━━━━━ DATASET ENTRIES ━━━━━

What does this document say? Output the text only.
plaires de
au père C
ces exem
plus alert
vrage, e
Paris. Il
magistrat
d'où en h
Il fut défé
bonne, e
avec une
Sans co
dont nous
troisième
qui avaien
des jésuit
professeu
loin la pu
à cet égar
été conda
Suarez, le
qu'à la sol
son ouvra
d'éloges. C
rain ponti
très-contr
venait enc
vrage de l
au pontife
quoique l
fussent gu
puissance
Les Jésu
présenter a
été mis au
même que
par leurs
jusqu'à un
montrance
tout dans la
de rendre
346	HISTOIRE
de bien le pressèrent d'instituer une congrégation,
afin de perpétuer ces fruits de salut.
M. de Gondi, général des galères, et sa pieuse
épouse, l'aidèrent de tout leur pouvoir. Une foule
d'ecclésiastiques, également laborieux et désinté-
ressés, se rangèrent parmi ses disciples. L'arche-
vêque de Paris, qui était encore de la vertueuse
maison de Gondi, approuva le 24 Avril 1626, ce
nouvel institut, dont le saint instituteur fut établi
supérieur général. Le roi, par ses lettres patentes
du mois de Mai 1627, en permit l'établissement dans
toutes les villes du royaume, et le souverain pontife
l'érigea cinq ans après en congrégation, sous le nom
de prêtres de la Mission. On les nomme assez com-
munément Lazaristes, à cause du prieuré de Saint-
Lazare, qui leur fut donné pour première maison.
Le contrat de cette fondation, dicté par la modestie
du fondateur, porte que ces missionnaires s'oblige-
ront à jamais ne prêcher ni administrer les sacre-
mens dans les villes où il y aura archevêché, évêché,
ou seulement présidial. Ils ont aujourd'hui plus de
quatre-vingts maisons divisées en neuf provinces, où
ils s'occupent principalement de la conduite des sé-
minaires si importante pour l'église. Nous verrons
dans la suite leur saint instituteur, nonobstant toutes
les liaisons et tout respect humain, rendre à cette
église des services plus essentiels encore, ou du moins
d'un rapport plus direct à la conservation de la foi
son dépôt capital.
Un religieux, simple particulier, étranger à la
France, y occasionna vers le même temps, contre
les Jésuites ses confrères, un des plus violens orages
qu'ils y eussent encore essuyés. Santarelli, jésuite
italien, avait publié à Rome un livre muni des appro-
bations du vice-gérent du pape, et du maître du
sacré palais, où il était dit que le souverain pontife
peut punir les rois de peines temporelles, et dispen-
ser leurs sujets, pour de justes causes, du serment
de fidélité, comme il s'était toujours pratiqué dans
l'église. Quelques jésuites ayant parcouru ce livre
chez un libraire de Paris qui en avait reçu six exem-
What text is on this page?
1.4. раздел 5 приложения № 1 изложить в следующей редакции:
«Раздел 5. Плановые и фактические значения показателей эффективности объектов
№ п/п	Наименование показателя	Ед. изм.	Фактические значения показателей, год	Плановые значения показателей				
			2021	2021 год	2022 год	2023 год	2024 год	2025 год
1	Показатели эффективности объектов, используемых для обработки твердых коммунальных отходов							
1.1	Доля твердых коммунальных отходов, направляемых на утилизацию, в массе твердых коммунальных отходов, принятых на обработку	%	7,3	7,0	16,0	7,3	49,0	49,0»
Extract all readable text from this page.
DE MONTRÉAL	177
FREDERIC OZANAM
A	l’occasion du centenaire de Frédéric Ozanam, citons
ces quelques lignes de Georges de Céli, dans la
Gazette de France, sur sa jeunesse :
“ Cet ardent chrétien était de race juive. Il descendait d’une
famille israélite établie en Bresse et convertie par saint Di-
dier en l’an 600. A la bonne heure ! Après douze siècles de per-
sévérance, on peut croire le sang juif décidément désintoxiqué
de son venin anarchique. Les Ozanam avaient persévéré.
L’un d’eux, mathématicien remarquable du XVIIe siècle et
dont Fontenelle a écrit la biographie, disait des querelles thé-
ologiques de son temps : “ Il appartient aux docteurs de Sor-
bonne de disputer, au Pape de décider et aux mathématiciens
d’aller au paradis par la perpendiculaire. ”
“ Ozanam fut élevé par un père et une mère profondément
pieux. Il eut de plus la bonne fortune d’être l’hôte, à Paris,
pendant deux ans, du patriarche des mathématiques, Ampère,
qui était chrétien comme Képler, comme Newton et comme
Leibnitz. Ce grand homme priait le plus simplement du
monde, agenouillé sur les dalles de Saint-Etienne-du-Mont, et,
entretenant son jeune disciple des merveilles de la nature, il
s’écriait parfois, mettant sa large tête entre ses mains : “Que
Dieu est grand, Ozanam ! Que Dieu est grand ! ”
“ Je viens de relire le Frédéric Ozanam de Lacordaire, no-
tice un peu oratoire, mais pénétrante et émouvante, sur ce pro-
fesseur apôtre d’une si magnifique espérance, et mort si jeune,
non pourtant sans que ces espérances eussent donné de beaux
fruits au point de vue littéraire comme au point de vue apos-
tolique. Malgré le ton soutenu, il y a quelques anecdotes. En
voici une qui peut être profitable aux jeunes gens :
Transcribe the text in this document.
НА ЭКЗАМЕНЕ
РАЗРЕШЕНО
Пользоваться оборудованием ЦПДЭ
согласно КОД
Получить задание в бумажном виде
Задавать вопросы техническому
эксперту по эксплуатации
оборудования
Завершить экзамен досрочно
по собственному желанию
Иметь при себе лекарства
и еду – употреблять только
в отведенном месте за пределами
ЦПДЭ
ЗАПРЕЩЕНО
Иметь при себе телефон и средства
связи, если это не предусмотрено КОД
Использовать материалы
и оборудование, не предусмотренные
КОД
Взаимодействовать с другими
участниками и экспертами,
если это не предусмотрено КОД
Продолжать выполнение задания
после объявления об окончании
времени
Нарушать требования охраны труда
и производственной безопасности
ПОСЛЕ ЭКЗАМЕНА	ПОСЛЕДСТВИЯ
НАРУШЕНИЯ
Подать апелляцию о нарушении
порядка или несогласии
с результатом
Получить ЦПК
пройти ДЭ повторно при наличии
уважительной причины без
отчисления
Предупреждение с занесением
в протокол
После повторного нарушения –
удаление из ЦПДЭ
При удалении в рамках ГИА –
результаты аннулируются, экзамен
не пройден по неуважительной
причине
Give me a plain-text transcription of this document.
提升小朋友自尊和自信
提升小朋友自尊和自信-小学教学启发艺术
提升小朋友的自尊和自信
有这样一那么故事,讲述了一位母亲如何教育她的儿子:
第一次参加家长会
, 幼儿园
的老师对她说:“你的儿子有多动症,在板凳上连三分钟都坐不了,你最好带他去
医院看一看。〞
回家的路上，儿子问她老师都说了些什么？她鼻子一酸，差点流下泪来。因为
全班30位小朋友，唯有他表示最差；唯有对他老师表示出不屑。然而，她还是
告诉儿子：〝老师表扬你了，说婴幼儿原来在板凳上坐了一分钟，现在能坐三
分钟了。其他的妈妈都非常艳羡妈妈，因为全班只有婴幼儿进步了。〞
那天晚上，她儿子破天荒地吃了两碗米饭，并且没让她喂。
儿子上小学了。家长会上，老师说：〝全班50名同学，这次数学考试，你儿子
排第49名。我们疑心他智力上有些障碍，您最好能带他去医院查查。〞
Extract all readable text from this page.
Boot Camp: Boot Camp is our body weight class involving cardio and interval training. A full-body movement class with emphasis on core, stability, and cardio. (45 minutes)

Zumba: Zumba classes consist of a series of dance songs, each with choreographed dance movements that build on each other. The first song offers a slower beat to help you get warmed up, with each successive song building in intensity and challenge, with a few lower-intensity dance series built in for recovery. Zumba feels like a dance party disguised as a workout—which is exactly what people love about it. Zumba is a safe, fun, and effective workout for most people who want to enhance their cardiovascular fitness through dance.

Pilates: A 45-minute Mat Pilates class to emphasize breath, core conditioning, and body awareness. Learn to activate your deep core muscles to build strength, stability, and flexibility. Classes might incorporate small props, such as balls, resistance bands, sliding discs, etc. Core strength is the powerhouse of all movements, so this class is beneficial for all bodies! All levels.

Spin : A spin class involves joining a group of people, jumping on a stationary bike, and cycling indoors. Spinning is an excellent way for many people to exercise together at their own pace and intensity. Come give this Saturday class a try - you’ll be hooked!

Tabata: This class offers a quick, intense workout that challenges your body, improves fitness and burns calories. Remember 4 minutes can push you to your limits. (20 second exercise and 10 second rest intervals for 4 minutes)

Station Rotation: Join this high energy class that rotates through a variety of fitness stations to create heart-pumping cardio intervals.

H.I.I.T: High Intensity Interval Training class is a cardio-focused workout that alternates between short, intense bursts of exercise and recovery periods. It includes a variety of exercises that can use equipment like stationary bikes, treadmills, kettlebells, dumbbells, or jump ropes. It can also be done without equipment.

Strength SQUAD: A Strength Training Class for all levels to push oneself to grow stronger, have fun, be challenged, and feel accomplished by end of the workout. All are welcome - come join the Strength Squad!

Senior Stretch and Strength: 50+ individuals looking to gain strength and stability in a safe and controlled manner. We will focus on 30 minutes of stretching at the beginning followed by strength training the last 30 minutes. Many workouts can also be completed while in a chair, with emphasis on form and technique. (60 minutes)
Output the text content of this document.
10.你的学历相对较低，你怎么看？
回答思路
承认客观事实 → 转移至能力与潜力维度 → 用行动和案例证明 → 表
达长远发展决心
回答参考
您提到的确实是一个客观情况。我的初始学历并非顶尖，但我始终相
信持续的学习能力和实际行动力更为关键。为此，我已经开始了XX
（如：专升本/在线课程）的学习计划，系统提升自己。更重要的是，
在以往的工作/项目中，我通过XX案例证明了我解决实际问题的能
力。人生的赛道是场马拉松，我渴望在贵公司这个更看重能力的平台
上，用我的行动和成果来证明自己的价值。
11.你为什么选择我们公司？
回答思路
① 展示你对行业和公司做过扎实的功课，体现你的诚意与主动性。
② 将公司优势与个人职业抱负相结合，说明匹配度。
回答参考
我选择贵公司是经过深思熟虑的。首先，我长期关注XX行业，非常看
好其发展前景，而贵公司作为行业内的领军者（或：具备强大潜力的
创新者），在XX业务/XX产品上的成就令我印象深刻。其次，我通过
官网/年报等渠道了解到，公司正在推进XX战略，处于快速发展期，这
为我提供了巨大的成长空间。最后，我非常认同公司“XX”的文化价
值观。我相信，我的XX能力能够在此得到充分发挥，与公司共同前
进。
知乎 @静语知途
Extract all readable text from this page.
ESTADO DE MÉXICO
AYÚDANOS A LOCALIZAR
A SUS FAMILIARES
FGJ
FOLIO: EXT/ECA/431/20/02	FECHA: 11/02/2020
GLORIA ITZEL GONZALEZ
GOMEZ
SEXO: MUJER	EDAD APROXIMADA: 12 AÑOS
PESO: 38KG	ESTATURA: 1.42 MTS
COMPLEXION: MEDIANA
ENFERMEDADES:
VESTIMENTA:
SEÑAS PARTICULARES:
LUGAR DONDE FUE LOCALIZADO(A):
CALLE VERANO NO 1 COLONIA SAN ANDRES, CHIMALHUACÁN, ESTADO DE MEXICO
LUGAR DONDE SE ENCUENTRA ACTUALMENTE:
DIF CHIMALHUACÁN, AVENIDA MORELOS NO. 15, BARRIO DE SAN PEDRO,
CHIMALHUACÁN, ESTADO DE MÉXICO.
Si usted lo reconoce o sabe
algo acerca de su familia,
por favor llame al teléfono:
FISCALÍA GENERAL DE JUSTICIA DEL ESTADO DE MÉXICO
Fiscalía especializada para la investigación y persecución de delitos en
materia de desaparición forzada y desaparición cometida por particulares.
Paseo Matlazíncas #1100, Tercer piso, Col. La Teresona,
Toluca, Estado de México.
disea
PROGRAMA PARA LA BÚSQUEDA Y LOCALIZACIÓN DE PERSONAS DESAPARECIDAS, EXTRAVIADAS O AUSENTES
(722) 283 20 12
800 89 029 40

━━━━━

=== WHAT YOU SHOULD DO ===
What needs duplicating is the run of lines from the one containing "Output the text content of this document." through the last line of the entries above, exact and complete.

=== THE REPLY ===
Output the text content of this document.
10.你的学历相对较低，你怎么看？
回答思路
承认客观事实 → 转移至能力与潜力维度 → 用行动和案例证明 → 表
达长远发展决心
回答参考
您提到的确实是一个客观情况。我的初始学历并非顶尖，但我始终相
信持续的学习能力和实际行动力更为关键。为此，我已经开始了XX
（如：专升本/在线课程）的学习计划，系统提升自己。更重要的是，
在以往的工作/项目中，我通过XX案例证明了我解决实际问题的能
力。人生的赛道是场马拉松，我渴望在贵公司这个更看重能力的平台
上，用我的行动和成果来证明自己的价值。
11.你为什么选择我们公司？
回答思路
① 展示你对行业和公司做过扎实的功课，体现你的诚意与主动性。
② 将公司优势与个人职业抱负相结合，说明匹配度。
回答参考
我选择贵公司是经过深思熟虑的。首先，我长期关注XX行业，非常看
好其发展前景，而贵公司作为行业内的领军者（或：具备强大潜力的
创新者），在XX业务/XX产品上的成就令我印象深刻。其次，我通过
官网/年报等渠道了解到，公司正在推进XX战略，处于快速发展期，这
为我提供了巨大的成长空间。最后，我非常认同公司“XX”的文化价
值观。我相信，我的XX能力能够在此得到充分发挥，与公司共同前
进。
知乎 @静语知途
Extract all readable text from this page.
ESTADO DE MÉXICO
AYÚDANOS A LOCALIZAR
A SUS FAMILIARES
FGJ
FOLIO: EXT/ECA/431/20/02	FECHA: 11/02/2020
GLORIA ITZEL GONZALEZ
GOMEZ
SEXO: MUJER	EDAD APROXIMADA: 12 AÑOS
PESO: 38KG	ESTATURA: 1.42 MTS
COMPLEXION: MEDIANA
ENFERMEDADES:
VESTIMENTA:
SEÑAS PARTICULARES:
LUGAR DONDE FUE LOCALIZADO(A):
CALLE VERANO NO 1 COLONIA SAN ANDRES, CHIMALHUACÁN, ESTADO DE MEXICO
LUGAR DONDE SE ENCUENTRA ACTUALMENTE:
DIF CHIMALHUACÁN, AVENIDA MORELOS NO. 15, BARRIO DE SAN PEDRO,
CHIMALHUACÁN, ESTADO DE MÉXICO.
Si usted lo reconoce o sabe
algo acerca de su familia,
por favor llame al teléfono:
FISCALÍA GENERAL DE JUSTICIA DEL ESTADO DE MÉXICO
Fiscalía especializada para la investigación y persecución de delitos en
materia de desaparición forzada y desaparición cometida por particulares.
Paseo Matlazíncas #1100, Tercer piso, Col. La Teresona,
Toluca, Estado de México.
disea
PROGRAMA PARA LA BÚSQUEDA Y LOCALIZACIÓN DE PERSONAS DESAPARECIDAS, EXTRAVIADAS O AUSENTES
(722) 283 20 12
800 89 029 40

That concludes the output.